| Written problem |
Images are excluded; otherwise, output every record exactly.

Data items
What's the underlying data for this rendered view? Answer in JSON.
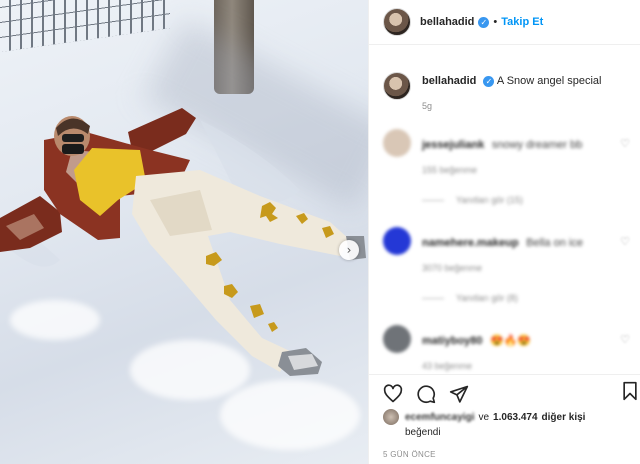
{
  "post": {
    "username": "bellahadid",
    "follow_label": "Takip Et",
    "dot": "•",
    "caption": "A Snow angel special",
    "caption_age": "5g"
  },
  "comments": [
    {
      "username": "jessejuliank",
      "text": "snowy dreamer bb",
      "meta": "155 beğenme",
      "replies": "Yanıtları gör (15)",
      "avatar_color": "#d9c7b6"
    },
    {
      "username": "namehere.makeup",
      "text": "Bella on ice",
      "meta": "3070 beğenme",
      "replies": "Yanıtları gör (8)",
      "avatar_color": "#2438d6"
    },
    {
      "username": "matiyboy80",
      "text": "😍🔥😍",
      "meta": "43 beğenme",
      "avatar_color": "#6f7378"
    }
  ],
  "actions": {
    "like_icon": "heart-icon",
    "comment_icon": "comment-icon",
    "share_icon": "share-icon",
    "save_icon": "bookmark-icon"
  },
  "likes": {
    "liker": "ecemfuncayigi",
    "and": "ve",
    "count": "1.063.474",
    "rest": "diğer kişi",
    "liked": "beğendi"
  },
  "timestamp": "5 GÜN ÖNCE",
  "colors": {
    "link": "#0095f6",
    "verified": "#3897f0",
    "muted": "#8e8e8e"
  }
}
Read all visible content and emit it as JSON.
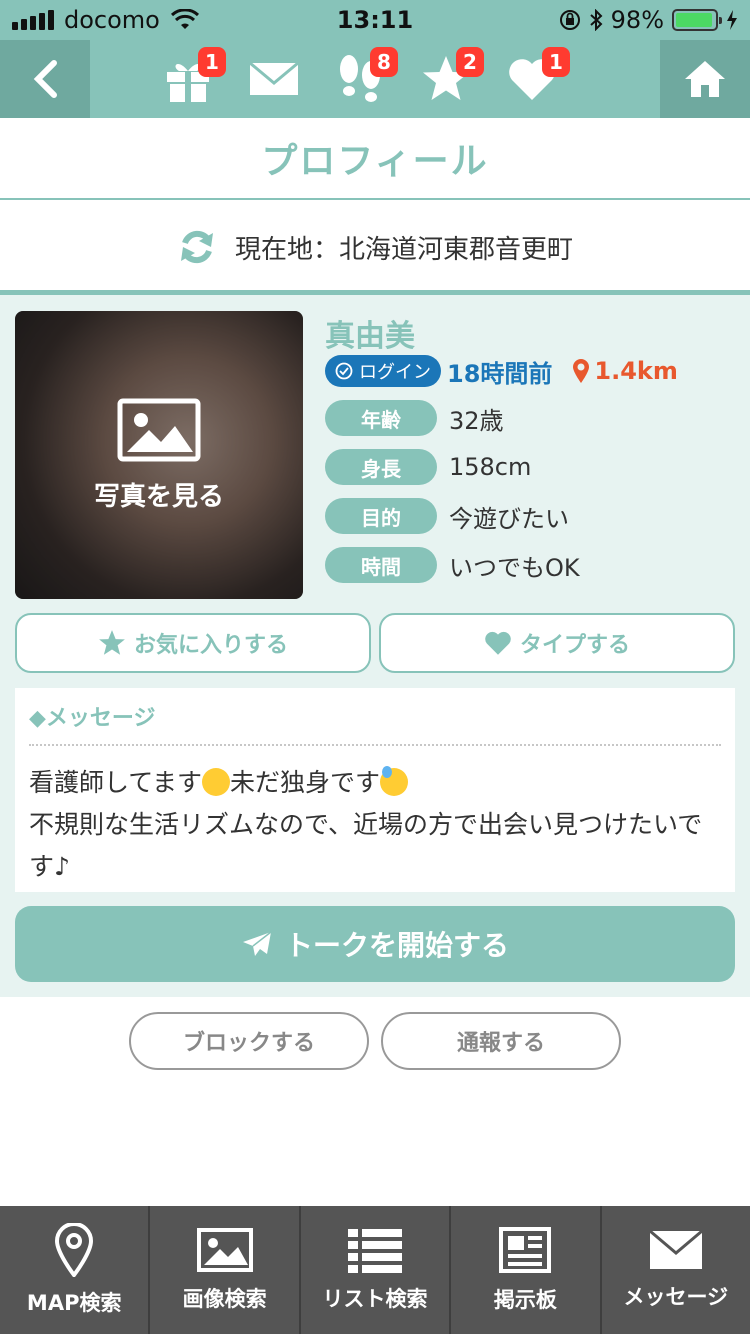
{
  "status_bar": {
    "carrier": "docomo",
    "time": "13:11",
    "battery": "98%",
    "battery_level": 0.98
  },
  "nav": {
    "icons": [
      {
        "name": "gift-icon",
        "badge": "1"
      },
      {
        "name": "mail-icon",
        "badge": ""
      },
      {
        "name": "footprints-icon",
        "badge": "8"
      },
      {
        "name": "star-icon",
        "badge": "2"
      },
      {
        "name": "heart-icon",
        "badge": "1"
      }
    ]
  },
  "header": {
    "title": "プロフィール"
  },
  "location": {
    "text": "現在地：北海道河東郡音更町"
  },
  "profile": {
    "photo_label": "写真を見る",
    "name": "真由美",
    "login_label": "ログイン",
    "last_login": "18時間前",
    "distance": "1.4km",
    "attributes": [
      {
        "label": "年齢",
        "value": "32歳"
      },
      {
        "label": "身長",
        "value": "158cm"
      },
      {
        "label": "目的",
        "value": "今遊びたい"
      },
      {
        "label": "時間",
        "value": "いつでもOK"
      }
    ]
  },
  "actions": {
    "favorite": "お気に入りする",
    "type": "タイプする"
  },
  "message": {
    "heading": "◆メッセージ",
    "line1_a": "看護師してます",
    "line1_b": "未だ独身です",
    "line2": "不規則な生活リズムなので、近場の方で出会い見つけたいです♪"
  },
  "talk_button": "トークを開始する",
  "sub_actions": {
    "block": "ブロックする",
    "report": "通報する"
  },
  "tabbar": {
    "items": [
      {
        "label": "MAP検索",
        "icon": "map-pin-icon"
      },
      {
        "label": "画像検索",
        "icon": "image-icon"
      },
      {
        "label": "リスト検索",
        "icon": "list-icon"
      },
      {
        "label": "掲示板",
        "icon": "newspaper-icon"
      },
      {
        "label": "メッセージ",
        "icon": "mail-icon"
      }
    ]
  },
  "colors": {
    "accent": "#87c3b9",
    "accent_dark": "#6fa99f",
    "login_blue": "#1b76b8",
    "distance_red": "#e8582e",
    "badge_red": "#ff3b30",
    "tabbar_bg": "#555555"
  }
}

| Correct result |
What's the underlying data for this rendered view? Answer in JSON.
{
  "post": {
    "username": "bellahadid",
    "follow_label": "Takip Et",
    "dot": "•",
    "caption": "A Snow angel special",
    "caption_age": "5g"
  },
  "comments": [
    {
      "username": "jessejuliank",
      "text": "snowy dreamer bb",
      "meta": "155 beğenme",
      "replies": "Yanıtları gör (15)",
      "avatar_color": "#d9c7b6"
    },
    {
      "username": "namehere.makeup",
      "text": "Bella on ice",
      "meta": "3070 beğenme",
      "replies": "Yanıtları gör (8)",
      "avatar_color": "#2438d6"
    },
    {
      "username": "matiyboy80",
      "text": "😍🔥😍",
      "meta": "43 beğenme",
      "avatar_color": "#6f7378"
    }
  ],
  "actions": {
    "like_icon": "heart-icon",
    "comment_icon": "comment-icon",
    "share_icon": "share-icon",
    "save_icon": "bookmark-icon"
  },
  "likes": {
    "liker": "ecemfuncayigi",
    "and": "ve",
    "count": "1.063.474",
    "rest": "diğer kişi",
    "liked": "beğendi"
  },
  "timestamp": "5 GÜN ÖNCE",
  "colors": {
    "link": "#0095f6",
    "verified": "#3897f0",
    "muted": "#8e8e8e"
  }
}
Read all visible content and emit it as JSON.
{
  "status_bar": {
    "carrier": "docomo",
    "time": "13:11",
    "battery": "98%",
    "battery_level": 0.98
  },
  "nav": {
    "icons": [
      {
        "name": "gift-icon",
        "badge": "1"
      },
      {
        "name": "mail-icon",
        "badge": ""
      },
      {
        "name": "footprints-icon",
        "badge": "8"
      },
      {
        "name": "star-icon",
        "badge": "2"
      },
      {
        "name": "heart-icon",
        "badge": "1"
      }
    ]
  },
  "header": {
    "title": "プロフィール"
  },
  "location": {
    "text": "現在地：北海道河東郡音更町"
  },
  "profile": {
    "photo_label": "写真を見る",
    "name": "真由美",
    "login_label": "ログイン",
    "last_login": "18時間前",
    "distance": "1.4km",
    "attributes": [
      {
        "label": "年齢",
        "value": "32歳"
      },
      {
        "label": "身長",
        "value": "158cm"
      },
      {
        "label": "目的",
        "value": "今遊びたい"
      },
      {
        "label": "時間",
        "value": "いつでもOK"
      }
    ]
  },
  "actions": {
    "favorite": "お気に入りする",
    "type": "タイプする"
  },
  "message": {
    "heading": "◆メッセージ",
    "line1_a": "看護師してます",
    "line1_b": "未だ独身です",
    "line2": "不規則な生活リズムなので、近場の方で出会い見つけたいです♪"
  },
  "talk_button": "トークを開始する",
  "sub_actions": {
    "block": "ブロックする",
    "report": "通報する"
  },
  "tabbar": {
    "items": [
      {
        "label": "MAP検索",
        "icon": "map-pin-icon"
      },
      {
        "label": "画像検索",
        "icon": "image-icon"
      },
      {
        "label": "リスト検索",
        "icon": "list-icon"
      },
      {
        "label": "掲示板",
        "icon": "newspaper-icon"
      },
      {
        "label": "メッセージ",
        "icon": "mail-icon"
      }
    ]
  },
  "colors": {
    "accent": "#87c3b9",
    "accent_dark": "#6fa99f",
    "login_blue": "#1b76b8",
    "distance_red": "#e8582e",
    "badge_red": "#ff3b30",
    "tabbar_bg": "#555555"
  }
}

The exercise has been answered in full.